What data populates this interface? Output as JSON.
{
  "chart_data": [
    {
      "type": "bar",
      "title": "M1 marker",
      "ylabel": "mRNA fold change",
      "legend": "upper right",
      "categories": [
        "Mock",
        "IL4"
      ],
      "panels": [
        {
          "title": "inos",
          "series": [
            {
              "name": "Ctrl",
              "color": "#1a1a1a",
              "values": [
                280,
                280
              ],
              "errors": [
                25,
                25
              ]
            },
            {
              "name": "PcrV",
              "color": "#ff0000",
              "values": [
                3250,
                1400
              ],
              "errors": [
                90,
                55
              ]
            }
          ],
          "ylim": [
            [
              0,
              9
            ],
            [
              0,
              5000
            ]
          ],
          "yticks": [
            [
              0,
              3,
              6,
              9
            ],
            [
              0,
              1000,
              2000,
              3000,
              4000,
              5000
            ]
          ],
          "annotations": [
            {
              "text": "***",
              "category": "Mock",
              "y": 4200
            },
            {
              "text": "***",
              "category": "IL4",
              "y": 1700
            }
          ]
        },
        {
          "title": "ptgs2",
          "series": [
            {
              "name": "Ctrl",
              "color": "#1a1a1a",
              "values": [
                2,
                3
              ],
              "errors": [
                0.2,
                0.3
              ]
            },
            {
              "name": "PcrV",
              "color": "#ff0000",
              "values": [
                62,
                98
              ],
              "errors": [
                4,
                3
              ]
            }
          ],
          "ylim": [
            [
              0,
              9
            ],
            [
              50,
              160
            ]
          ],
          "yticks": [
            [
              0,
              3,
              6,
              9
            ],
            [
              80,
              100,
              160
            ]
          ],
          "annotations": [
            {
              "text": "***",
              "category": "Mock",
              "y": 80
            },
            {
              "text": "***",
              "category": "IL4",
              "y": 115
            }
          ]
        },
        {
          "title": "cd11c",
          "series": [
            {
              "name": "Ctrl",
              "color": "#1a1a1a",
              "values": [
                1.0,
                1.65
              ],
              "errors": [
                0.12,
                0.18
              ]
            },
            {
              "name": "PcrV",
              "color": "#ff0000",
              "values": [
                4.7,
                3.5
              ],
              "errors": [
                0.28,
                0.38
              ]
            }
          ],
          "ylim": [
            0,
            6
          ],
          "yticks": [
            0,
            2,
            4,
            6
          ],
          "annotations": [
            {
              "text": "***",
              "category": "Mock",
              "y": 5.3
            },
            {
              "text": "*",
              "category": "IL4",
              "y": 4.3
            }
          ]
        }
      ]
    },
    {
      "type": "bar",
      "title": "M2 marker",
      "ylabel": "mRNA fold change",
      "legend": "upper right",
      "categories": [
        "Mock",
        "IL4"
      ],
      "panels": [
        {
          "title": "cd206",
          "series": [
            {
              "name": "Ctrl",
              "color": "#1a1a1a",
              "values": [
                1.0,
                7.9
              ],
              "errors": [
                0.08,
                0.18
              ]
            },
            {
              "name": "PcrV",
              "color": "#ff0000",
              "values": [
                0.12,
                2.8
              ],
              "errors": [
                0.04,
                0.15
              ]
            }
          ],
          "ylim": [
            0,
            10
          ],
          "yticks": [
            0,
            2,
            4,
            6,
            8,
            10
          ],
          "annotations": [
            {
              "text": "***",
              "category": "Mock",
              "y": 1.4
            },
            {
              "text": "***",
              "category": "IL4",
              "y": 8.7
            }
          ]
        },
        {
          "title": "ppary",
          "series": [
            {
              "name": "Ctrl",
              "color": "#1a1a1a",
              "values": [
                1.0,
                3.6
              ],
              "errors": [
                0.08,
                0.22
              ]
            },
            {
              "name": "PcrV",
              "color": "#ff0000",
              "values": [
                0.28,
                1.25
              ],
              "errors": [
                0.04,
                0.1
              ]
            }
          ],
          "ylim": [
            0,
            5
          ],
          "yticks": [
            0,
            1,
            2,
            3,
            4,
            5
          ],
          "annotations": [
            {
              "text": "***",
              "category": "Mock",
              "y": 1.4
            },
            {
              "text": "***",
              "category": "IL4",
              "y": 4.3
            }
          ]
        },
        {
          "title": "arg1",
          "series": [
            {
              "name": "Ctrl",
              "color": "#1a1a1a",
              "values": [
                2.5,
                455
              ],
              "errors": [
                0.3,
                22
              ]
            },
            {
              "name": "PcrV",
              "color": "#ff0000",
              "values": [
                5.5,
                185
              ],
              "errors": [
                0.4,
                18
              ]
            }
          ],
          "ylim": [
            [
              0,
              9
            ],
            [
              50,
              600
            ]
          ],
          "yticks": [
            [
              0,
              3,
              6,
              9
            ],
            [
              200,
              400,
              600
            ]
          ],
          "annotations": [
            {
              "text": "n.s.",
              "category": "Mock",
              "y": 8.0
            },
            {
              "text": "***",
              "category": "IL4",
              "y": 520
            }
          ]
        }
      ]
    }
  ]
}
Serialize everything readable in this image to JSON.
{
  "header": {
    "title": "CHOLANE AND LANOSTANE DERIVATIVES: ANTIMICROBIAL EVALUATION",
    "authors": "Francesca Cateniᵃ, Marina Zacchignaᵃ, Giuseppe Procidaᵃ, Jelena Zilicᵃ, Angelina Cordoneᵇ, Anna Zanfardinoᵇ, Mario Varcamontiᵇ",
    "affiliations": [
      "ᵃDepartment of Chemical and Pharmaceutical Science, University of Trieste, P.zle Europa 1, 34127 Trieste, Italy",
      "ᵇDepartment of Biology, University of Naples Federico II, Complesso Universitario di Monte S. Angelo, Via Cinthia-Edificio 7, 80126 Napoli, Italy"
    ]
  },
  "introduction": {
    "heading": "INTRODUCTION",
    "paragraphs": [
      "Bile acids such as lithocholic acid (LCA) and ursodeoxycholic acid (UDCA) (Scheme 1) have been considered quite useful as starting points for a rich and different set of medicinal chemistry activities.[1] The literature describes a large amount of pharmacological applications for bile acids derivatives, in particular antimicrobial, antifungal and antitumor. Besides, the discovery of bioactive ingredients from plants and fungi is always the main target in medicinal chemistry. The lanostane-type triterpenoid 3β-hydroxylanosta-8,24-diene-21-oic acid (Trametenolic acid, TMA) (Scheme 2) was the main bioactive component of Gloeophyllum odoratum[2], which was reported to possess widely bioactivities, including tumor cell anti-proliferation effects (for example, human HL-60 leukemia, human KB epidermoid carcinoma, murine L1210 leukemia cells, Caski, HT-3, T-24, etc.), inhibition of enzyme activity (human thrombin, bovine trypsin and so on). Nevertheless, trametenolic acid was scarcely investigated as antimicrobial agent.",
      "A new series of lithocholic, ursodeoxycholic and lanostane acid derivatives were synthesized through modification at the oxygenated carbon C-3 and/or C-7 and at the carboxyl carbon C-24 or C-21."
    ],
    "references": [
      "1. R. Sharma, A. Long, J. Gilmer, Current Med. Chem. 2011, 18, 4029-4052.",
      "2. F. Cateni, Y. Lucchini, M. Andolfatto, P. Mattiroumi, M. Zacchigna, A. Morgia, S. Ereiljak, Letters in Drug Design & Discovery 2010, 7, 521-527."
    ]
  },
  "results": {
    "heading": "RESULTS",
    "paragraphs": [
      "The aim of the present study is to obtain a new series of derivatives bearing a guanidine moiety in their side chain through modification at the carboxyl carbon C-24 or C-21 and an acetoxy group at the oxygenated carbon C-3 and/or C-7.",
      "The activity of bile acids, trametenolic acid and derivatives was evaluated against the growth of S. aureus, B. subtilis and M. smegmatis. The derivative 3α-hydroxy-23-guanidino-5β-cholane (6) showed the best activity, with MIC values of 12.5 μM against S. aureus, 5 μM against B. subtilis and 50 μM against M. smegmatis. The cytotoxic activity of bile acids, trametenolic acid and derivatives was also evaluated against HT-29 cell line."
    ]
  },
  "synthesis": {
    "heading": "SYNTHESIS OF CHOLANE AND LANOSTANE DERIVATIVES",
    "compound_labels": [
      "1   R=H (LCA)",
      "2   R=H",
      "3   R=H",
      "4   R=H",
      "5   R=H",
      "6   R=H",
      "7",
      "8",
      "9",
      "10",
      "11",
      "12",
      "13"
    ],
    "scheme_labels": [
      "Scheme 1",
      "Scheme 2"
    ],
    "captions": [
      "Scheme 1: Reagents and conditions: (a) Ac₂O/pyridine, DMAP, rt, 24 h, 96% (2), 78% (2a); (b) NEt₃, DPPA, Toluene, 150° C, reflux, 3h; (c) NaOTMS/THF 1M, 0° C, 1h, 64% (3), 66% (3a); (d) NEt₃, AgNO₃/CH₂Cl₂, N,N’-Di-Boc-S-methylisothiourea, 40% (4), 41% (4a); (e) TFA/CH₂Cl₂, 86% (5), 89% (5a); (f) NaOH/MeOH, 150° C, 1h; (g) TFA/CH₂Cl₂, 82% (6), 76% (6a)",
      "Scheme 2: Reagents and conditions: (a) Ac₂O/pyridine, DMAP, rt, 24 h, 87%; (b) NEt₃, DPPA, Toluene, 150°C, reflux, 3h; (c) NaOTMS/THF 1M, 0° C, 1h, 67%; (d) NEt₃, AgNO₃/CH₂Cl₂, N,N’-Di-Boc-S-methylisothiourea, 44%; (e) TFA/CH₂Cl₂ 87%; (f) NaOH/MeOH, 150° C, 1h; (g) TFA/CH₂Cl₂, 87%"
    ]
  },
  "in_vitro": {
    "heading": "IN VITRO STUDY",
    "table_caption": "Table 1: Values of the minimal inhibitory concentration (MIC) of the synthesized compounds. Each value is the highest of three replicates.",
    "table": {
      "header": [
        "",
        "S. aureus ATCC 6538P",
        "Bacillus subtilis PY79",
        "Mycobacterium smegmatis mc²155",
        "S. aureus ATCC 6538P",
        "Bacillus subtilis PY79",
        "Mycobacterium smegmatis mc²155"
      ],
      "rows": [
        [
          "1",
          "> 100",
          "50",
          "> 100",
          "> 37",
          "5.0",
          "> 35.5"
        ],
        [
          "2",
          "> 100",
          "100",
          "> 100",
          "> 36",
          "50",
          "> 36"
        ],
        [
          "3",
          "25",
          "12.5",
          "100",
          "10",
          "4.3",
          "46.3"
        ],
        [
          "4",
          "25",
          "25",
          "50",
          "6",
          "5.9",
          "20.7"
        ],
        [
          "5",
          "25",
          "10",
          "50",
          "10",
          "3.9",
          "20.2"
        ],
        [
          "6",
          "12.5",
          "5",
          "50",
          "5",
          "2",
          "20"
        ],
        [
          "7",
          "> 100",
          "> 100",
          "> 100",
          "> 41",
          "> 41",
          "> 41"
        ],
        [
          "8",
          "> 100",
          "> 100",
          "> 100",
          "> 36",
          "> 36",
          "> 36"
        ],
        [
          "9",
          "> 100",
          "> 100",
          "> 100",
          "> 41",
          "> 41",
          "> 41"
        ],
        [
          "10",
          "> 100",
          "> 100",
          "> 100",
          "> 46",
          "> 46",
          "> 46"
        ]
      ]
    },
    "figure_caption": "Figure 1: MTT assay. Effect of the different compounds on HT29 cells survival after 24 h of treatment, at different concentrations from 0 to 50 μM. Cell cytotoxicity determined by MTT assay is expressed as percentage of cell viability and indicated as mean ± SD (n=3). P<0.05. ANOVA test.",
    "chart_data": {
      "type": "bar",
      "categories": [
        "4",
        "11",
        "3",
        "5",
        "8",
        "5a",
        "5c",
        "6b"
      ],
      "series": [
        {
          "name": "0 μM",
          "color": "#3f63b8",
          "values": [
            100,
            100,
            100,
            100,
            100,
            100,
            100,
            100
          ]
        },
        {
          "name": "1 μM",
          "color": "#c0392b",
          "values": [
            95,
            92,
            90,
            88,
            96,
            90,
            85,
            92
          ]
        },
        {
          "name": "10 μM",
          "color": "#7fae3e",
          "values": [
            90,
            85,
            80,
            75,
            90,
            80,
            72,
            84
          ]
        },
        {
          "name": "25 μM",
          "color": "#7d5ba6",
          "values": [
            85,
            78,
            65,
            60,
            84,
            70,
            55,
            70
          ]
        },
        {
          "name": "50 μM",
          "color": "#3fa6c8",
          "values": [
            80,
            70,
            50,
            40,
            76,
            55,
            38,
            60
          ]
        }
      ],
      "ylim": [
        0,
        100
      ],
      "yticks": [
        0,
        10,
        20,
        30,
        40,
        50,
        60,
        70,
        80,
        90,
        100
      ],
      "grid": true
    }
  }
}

_What you need to do_: Among the entries above, how many lines hold the string "AgNO₃"? Answer with the bare number.

_Solution_: 2